» **Do this**
Return all lines with the word "spin" in them.

Stored records:
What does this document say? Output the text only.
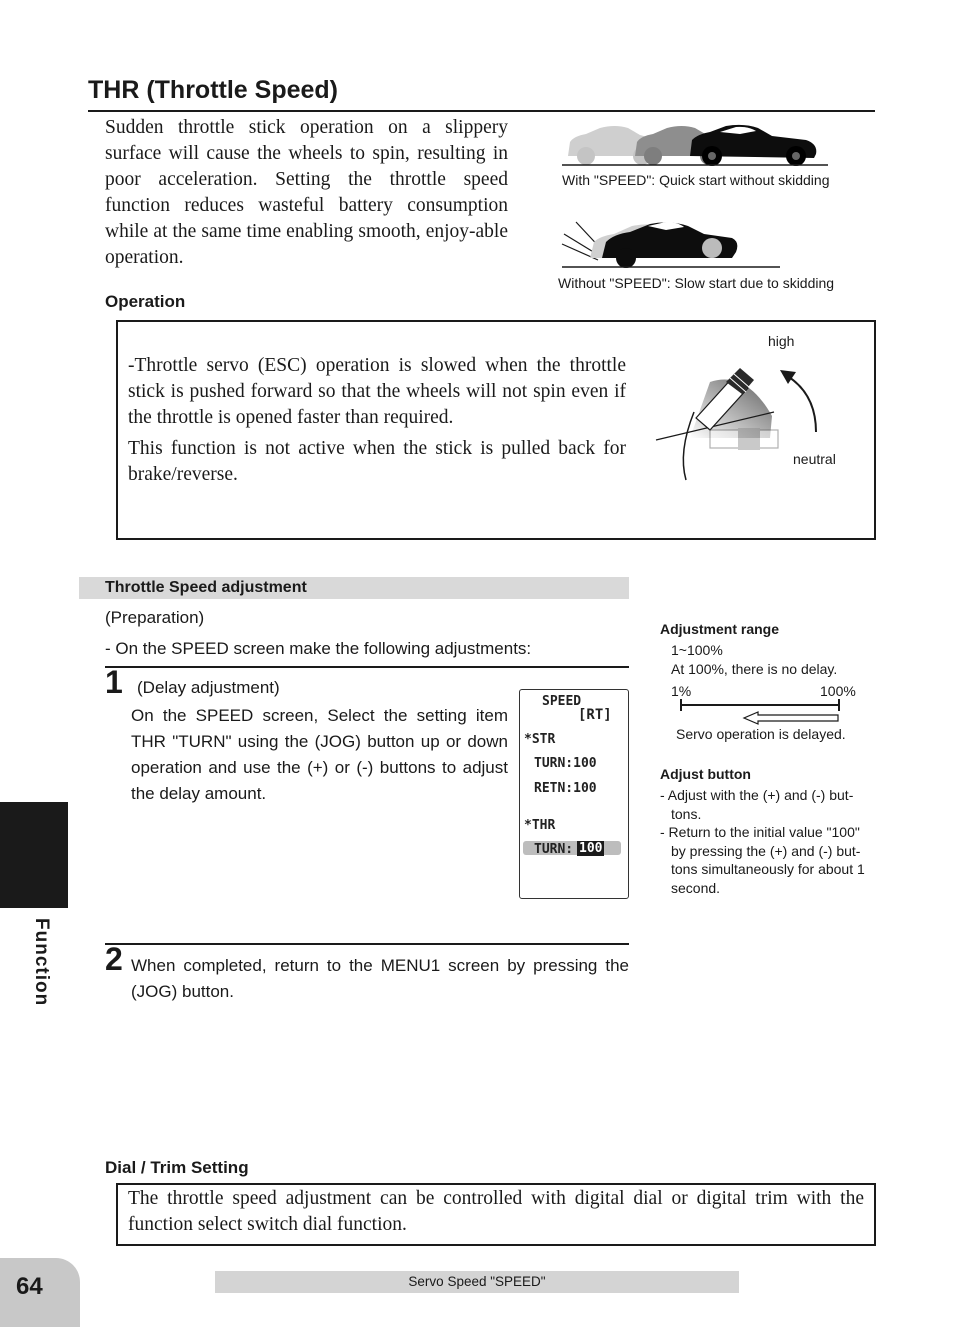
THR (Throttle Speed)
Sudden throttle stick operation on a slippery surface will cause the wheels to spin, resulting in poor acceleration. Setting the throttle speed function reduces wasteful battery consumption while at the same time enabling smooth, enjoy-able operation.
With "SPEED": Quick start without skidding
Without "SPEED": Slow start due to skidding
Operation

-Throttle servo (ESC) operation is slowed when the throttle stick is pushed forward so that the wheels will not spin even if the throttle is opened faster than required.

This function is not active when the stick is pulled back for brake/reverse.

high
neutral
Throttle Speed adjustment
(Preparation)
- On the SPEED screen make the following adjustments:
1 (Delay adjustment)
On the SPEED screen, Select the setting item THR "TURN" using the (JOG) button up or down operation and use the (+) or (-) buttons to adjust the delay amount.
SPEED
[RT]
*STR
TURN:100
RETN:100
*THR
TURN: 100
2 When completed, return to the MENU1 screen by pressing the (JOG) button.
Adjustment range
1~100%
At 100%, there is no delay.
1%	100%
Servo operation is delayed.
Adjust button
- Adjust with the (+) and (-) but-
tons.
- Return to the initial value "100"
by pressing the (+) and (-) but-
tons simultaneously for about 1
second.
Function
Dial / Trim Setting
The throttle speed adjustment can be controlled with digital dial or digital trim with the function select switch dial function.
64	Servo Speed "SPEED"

--

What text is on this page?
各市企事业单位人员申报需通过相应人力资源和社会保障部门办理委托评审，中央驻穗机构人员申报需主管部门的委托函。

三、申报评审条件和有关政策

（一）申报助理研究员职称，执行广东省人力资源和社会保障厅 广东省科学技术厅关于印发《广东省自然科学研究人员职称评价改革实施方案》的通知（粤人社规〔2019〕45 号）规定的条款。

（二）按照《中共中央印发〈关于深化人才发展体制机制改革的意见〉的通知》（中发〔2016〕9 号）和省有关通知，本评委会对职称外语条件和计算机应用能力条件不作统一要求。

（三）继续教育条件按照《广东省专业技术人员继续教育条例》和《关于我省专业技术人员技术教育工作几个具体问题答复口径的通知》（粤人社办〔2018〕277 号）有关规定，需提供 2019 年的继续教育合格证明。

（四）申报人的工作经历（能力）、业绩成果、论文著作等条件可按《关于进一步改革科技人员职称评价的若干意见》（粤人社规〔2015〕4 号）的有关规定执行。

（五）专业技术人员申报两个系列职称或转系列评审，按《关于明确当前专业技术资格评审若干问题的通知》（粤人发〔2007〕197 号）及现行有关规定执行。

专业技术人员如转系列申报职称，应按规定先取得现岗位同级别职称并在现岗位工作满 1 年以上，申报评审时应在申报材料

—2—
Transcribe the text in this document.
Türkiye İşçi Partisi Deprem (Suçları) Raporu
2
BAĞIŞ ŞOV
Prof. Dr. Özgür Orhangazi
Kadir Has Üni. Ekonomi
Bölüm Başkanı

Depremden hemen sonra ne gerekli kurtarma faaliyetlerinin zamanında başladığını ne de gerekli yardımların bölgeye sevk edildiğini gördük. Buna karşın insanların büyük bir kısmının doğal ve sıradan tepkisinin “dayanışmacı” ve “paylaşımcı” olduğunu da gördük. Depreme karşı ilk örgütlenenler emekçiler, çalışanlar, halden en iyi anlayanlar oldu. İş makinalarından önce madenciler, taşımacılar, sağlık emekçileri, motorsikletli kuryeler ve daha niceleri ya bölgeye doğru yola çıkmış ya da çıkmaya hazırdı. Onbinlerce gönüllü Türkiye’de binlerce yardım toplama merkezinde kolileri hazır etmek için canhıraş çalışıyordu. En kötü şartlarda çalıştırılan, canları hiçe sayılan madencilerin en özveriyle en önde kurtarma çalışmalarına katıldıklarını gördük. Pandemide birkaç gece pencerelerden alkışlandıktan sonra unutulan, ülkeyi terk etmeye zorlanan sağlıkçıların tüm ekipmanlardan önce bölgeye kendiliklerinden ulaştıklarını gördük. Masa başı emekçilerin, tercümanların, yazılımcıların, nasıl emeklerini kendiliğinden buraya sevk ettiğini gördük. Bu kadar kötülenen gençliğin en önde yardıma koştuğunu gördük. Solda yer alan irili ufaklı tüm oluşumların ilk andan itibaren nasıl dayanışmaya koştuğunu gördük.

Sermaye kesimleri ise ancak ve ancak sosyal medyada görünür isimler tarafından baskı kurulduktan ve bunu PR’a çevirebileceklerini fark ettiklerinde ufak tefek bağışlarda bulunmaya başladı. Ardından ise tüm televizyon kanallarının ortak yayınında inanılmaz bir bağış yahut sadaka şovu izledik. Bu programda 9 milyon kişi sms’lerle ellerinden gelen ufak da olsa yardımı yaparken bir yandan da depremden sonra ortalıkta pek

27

---

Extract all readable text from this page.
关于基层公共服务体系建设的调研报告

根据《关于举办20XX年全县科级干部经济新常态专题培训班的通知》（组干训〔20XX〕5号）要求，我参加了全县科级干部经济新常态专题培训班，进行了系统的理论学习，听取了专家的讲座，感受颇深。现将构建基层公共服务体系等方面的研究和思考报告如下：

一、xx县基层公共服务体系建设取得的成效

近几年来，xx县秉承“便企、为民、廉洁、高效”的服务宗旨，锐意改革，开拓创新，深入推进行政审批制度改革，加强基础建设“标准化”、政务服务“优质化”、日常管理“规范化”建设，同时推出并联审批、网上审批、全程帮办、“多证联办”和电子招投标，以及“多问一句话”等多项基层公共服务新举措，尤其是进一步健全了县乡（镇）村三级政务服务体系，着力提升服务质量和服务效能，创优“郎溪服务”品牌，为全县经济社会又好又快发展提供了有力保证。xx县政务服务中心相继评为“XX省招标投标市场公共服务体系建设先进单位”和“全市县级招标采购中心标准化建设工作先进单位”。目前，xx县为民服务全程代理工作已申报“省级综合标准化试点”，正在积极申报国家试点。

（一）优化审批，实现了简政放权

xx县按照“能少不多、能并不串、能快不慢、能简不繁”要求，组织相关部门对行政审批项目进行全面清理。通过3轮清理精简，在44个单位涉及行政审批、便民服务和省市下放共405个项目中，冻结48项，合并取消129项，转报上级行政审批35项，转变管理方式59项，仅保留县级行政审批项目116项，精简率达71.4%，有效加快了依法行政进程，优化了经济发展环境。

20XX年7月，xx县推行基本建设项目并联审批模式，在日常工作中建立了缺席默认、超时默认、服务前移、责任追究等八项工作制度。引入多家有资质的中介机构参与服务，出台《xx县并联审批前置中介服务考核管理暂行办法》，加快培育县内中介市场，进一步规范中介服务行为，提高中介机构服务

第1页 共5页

» **Written solution**
Sudden throttle stick operation on a slippery surface will cause the wheels to spin, resulting in poor acceleration. Setting the throttle speed function reduces wasteful battery consumption while at the same time enabling smooth, enjoy-able operation.
-Throttle servo (ESC) operation is slowed when the throttle stick is pushed forward so that the wheels will not spin even if the throttle is opened faster than required.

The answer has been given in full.